(Records from a data collection)
************

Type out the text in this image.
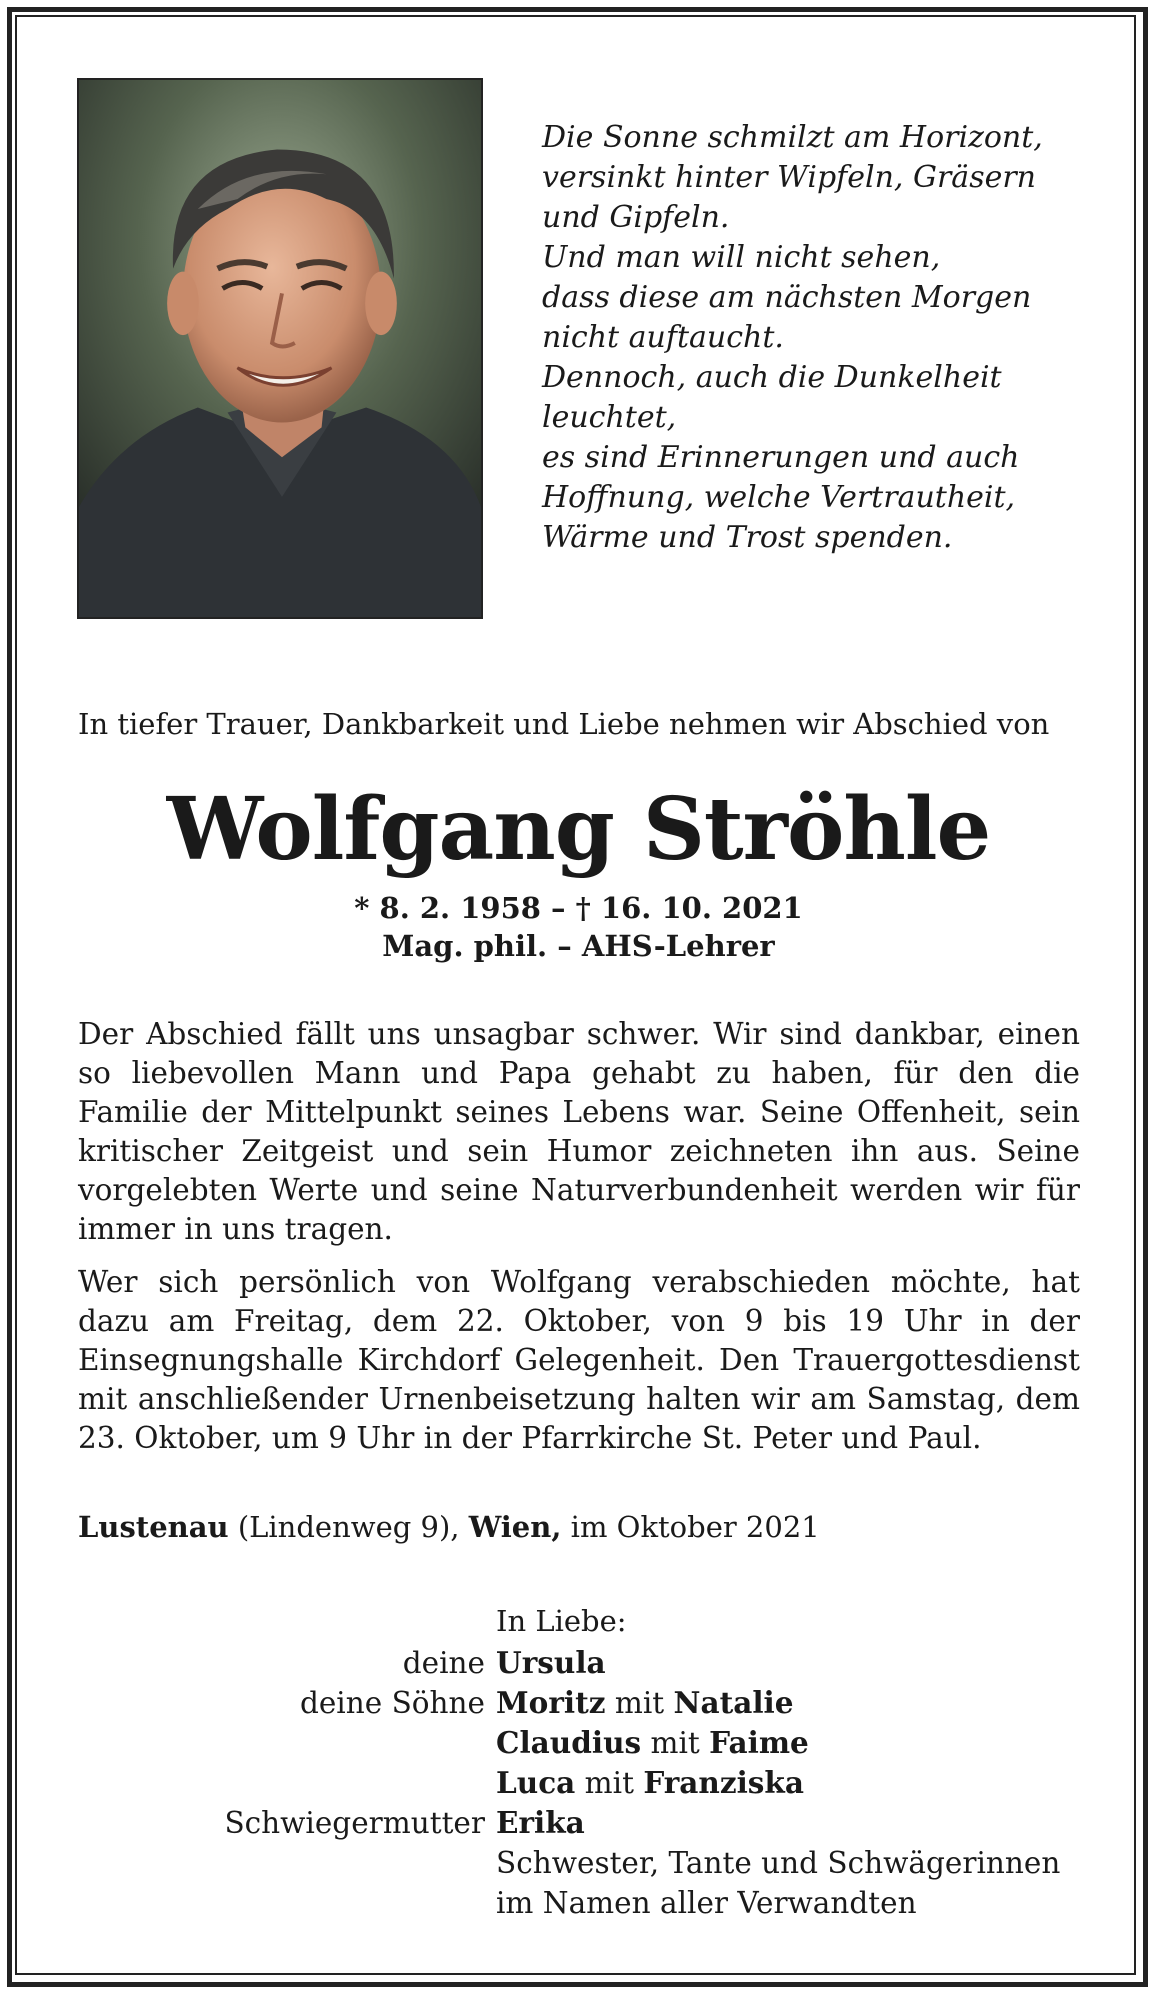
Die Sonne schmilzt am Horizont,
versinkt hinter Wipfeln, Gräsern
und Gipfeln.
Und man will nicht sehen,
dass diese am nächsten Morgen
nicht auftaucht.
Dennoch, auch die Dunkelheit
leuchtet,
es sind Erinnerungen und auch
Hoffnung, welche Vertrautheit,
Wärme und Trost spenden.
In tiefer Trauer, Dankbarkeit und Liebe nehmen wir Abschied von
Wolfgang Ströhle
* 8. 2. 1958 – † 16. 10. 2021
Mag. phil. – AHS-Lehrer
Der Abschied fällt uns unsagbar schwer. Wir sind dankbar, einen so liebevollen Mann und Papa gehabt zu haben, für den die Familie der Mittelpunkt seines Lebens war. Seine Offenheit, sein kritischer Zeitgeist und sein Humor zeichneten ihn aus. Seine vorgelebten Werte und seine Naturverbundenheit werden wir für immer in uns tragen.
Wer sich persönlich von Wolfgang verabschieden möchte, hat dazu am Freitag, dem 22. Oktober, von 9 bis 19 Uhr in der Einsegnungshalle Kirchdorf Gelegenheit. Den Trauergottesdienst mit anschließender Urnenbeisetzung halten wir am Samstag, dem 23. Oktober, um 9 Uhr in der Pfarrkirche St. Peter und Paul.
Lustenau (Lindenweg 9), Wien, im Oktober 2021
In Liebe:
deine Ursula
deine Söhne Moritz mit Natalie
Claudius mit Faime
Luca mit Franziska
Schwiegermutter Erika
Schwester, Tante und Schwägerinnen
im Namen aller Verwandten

************

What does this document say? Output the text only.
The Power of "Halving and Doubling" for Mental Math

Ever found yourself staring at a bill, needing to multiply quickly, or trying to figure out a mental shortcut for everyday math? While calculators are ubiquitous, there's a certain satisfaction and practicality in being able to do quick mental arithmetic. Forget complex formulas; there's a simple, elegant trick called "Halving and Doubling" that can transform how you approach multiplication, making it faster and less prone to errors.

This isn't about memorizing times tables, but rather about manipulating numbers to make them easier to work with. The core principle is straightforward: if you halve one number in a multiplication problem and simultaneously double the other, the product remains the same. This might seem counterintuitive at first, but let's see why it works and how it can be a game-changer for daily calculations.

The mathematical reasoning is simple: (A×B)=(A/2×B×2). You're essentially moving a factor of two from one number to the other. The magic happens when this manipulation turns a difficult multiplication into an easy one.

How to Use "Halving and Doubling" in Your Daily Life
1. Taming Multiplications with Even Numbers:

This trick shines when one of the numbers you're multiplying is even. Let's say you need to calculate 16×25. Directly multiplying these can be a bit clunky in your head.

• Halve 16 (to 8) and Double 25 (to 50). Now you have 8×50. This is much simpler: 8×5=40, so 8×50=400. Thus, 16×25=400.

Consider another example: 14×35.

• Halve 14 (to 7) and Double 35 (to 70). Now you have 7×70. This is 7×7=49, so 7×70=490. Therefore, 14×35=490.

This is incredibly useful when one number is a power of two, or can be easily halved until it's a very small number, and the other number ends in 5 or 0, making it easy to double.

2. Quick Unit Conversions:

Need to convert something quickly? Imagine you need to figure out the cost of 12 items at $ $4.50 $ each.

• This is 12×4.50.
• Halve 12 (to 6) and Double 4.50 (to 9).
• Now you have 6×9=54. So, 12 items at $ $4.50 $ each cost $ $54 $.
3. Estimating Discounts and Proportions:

************

TO BE DONE: Pick out and copy every line that contains the word "with".

ANSWER TO THE TASK:
This isn't about memorizing times tables, but rather about manipulating numbers to make them easier to work with. The core principle is straightforward: if you halve one number in a multiplication problem and simultaneously double the other, the product remains the same. This might seem counterintuitive at first, but let's see why it works and how it can be a game-changer for daily calculations.
1. Taming Multiplications with Even Numbers:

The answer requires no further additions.